◆ OBJECTIVE ◆
Reproduce each of the lines word for word.

◆ DATA ENTRIES ◆
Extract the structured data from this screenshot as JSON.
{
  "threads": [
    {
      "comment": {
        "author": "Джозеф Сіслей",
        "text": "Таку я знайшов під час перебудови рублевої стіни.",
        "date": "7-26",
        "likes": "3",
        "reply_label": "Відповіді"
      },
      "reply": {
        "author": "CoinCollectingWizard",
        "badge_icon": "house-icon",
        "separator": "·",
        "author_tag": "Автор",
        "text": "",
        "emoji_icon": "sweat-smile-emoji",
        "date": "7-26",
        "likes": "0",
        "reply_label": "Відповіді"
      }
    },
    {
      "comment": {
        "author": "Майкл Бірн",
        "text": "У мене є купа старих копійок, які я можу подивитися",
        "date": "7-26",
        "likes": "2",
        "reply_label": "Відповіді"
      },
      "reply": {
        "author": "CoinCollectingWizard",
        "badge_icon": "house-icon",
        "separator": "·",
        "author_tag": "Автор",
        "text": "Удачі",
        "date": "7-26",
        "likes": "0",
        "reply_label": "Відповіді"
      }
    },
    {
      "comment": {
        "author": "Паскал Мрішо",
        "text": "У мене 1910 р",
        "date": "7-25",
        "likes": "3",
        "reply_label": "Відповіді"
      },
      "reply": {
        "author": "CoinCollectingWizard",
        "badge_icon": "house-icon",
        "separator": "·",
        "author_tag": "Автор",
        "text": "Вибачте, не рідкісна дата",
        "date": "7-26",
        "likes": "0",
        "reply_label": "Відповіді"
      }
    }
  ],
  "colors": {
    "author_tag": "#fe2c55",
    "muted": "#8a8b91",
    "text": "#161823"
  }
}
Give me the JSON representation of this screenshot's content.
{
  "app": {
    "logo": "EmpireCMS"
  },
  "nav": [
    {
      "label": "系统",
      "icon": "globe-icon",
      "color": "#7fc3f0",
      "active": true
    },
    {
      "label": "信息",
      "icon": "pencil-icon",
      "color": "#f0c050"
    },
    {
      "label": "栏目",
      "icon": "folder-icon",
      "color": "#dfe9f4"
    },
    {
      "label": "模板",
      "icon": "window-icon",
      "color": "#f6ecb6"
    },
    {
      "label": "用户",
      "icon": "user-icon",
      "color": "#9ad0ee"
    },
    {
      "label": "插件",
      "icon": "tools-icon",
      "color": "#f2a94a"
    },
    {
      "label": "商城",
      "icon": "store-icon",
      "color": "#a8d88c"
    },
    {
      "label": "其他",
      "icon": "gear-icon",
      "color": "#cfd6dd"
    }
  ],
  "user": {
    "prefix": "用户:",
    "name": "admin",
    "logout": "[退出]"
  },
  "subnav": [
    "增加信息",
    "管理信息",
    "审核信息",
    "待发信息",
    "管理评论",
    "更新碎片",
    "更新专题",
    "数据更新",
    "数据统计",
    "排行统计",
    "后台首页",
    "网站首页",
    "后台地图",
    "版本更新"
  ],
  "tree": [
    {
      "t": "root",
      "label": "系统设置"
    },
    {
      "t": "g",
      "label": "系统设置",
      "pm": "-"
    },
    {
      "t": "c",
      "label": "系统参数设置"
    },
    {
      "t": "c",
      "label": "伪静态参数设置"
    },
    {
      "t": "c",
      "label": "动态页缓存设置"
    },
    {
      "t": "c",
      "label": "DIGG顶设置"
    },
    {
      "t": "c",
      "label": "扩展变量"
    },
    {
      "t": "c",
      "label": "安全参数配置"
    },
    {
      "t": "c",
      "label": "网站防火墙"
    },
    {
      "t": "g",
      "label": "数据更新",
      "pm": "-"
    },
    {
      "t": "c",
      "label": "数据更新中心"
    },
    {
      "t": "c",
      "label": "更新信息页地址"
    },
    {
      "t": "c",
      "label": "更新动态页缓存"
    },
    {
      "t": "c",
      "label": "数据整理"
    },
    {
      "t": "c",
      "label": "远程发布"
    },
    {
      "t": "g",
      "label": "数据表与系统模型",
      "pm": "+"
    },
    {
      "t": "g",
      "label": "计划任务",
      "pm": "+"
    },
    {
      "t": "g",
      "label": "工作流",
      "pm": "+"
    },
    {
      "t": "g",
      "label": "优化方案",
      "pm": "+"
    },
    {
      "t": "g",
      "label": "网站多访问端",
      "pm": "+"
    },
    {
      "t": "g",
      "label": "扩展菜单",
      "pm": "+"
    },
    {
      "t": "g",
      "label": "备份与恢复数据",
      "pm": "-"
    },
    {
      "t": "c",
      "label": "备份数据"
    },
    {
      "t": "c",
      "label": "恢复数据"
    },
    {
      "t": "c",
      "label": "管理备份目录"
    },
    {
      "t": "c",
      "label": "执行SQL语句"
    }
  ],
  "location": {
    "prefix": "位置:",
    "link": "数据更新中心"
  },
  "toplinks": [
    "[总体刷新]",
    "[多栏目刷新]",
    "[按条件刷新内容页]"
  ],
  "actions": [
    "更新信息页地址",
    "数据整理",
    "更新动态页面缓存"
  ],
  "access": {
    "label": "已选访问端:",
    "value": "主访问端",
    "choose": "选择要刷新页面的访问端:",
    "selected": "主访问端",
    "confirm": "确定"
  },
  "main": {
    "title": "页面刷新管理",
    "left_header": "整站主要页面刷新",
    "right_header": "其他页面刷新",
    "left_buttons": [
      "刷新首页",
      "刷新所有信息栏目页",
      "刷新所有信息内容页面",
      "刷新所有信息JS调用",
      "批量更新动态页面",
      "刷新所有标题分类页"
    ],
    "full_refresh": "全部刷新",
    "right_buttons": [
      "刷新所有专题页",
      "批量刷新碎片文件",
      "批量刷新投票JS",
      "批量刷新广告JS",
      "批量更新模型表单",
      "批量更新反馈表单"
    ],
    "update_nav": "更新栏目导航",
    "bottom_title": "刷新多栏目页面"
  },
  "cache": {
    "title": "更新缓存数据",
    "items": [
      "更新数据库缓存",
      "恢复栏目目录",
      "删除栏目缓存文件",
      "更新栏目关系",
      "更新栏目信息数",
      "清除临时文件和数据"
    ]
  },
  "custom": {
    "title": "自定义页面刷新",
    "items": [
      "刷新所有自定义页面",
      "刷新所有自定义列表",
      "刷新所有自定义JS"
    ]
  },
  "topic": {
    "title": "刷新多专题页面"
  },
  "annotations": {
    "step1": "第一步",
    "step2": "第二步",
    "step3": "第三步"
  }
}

◆ ANSWER IN FULL ◆
Extract the structured data from this screenshot as JSON.
{
  "threads": [
    {
      "comment": {
        "author": "Джозеф Сіслей",
        "text": "Таку я знайшов під час перебудови рублевої стіни.",
        "date": "7-26",
        "likes": "3",
        "reply_label": "Відповіді"
      },
      "reply": {
        "author": "CoinCollectingWizard",
        "badge_icon": "house-icon",
        "separator": "·",
        "author_tag": "Автор",
        "text": "",
        "emoji_icon": "sweat-smile-emoji",
        "date": "7-26",
        "likes": "0",
        "reply_label": "Відповіді"
      }
    },
    {
      "comment": {
        "author": "Майкл Бірн",
        "text": "У мене є купа старих копійок, які я можу подивитися",
        "date": "7-26",
        "likes": "2",
        "reply_label": "Відповіді"
      },
      "reply": {
        "author": "CoinCollectingWizard",
        "badge_icon": "house-icon",
        "separator": "·",
        "author_tag": "Автор",
        "text": "Удачі",
        "date": "7-26",
        "likes": "0",
        "reply_label": "Відповіді"
      }
    },
    {
      "comment": {
        "author": "Паскал Мрішо",
        "text": "У мене 1910 р",
        "date": "7-25",
        "likes": "3",
        "reply_label": "Відповіді"
      },
      "reply": {
        "author": "CoinCollectingWizard",
        "badge_icon": "house-icon",
        "separator": "·",
        "author_tag": "Автор",
        "text": "Вибачте, не рідкісна дата",
        "date": "7-26",
        "likes": "0",
        "reply_label": "Відповіді"
      }
    }
  ],
  "colors": {
    "author_tag": "#fe2c55",
    "muted": "#8a8b91",
    "text": "#161823"
  }
}
Give me the JSON representation of this screenshot's content.
{
  "app": {
    "logo": "EmpireCMS"
  },
  "nav": [
    {
      "label": "系统",
      "icon": "globe-icon",
      "color": "#7fc3f0",
      "active": true
    },
    {
      "label": "信息",
      "icon": "pencil-icon",
      "color": "#f0c050"
    },
    {
      "label": "栏目",
      "icon": "folder-icon",
      "color": "#dfe9f4"
    },
    {
      "label": "模板",
      "icon": "window-icon",
      "color": "#f6ecb6"
    },
    {
      "label": "用户",
      "icon": "user-icon",
      "color": "#9ad0ee"
    },
    {
      "label": "插件",
      "icon": "tools-icon",
      "color": "#f2a94a"
    },
    {
      "label": "商城",
      "icon": "store-icon",
      "color": "#a8d88c"
    },
    {
      "label": "其他",
      "icon": "gear-icon",
      "color": "#cfd6dd"
    }
  ],
  "user": {
    "prefix": "用户:",
    "name": "admin",
    "logout": "[退出]"
  },
  "subnav": [
    "增加信息",
    "管理信息",
    "审核信息",
    "待发信息",
    "管理评论",
    "更新碎片",
    "更新专题",
    "数据更新",
    "数据统计",
    "排行统计",
    "后台首页",
    "网站首页",
    "后台地图",
    "版本更新"
  ],
  "tree": [
    {
      "t": "root",
      "label": "系统设置"
    },
    {
      "t": "g",
      "label": "系统设置",
      "pm": "-"
    },
    {
      "t": "c",
      "label": "系统参数设置"
    },
    {
      "t": "c",
      "label": "伪静态参数设置"
    },
    {
      "t": "c",
      "label": "动态页缓存设置"
    },
    {
      "t": "c",
      "label": "DIGG顶设置"
    },
    {
      "t": "c",
      "label": "扩展变量"
    },
    {
      "t": "c",
      "label": "安全参数配置"
    },
    {
      "t": "c",
      "label": "网站防火墙"
    },
    {
      "t": "g",
      "label": "数据更新",
      "pm": "-"
    },
    {
      "t": "c",
      "label": "数据更新中心"
    },
    {
      "t": "c",
      "label": "更新信息页地址"
    },
    {
      "t": "c",
      "label": "更新动态页缓存"
    },
    {
      "t": "c",
      "label": "数据整理"
    },
    {
      "t": "c",
      "label": "远程发布"
    },
    {
      "t": "g",
      "label": "数据表与系统模型",
      "pm": "+"
    },
    {
      "t": "g",
      "label": "计划任务",
      "pm": "+"
    },
    {
      "t": "g",
      "label": "工作流",
      "pm": "+"
    },
    {
      "t": "g",
      "label": "优化方案",
      "pm": "+"
    },
    {
      "t": "g",
      "label": "网站多访问端",
      "pm": "+"
    },
    {
      "t": "g",
      "label": "扩展菜单",
      "pm": "+"
    },
    {
      "t": "g",
      "label": "备份与恢复数据",
      "pm": "-"
    },
    {
      "t": "c",
      "label": "备份数据"
    },
    {
      "t": "c",
      "label": "恢复数据"
    },
    {
      "t": "c",
      "label": "管理备份目录"
    },
    {
      "t": "c",
      "label": "执行SQL语句"
    }
  ],
  "location": {
    "prefix": "位置:",
    "link": "数据更新中心"
  },
  "toplinks": [
    "[总体刷新]",
    "[多栏目刷新]",
    "[按条件刷新内容页]"
  ],
  "actions": [
    "更新信息页地址",
    "数据整理",
    "更新动态页面缓存"
  ],
  "access": {
    "label": "已选访问端:",
    "value": "主访问端",
    "choose": "选择要刷新页面的访问端:",
    "selected": "主访问端",
    "confirm": "确定"
  },
  "main": {
    "title": "页面刷新管理",
    "left_header": "整站主要页面刷新",
    "right_header": "其他页面刷新",
    "left_buttons": [
      "刷新首页",
      "刷新所有信息栏目页",
      "刷新所有信息内容页面",
      "刷新所有信息JS调用",
      "批量更新动态页面",
      "刷新所有标题分类页"
    ],
    "full_refresh": "全部刷新",
    "right_buttons": [
      "刷新所有专题页",
      "批量刷新碎片文件",
      "批量刷新投票JS",
      "批量刷新广告JS",
      "批量更新模型表单",
      "批量更新反馈表单"
    ],
    "update_nav": "更新栏目导航",
    "bottom_title": "刷新多栏目页面"
  },
  "cache": {
    "title": "更新缓存数据",
    "items": [
      "更新数据库缓存",
      "恢复栏目目录",
      "删除栏目缓存文件",
      "更新栏目关系",
      "更新栏目信息数",
      "清除临时文件和数据"
    ]
  },
  "custom": {
    "title": "自定义页面刷新",
    "items": [
      "刷新所有自定义页面",
      "刷新所有自定义列表",
      "刷新所有自定义JS"
    ]
  },
  "topic": {
    "title": "刷新多专题页面"
  },
  "annotations": {
    "step1": "第一步",
    "step2": "第二步",
    "step3": "第三步"
  }
}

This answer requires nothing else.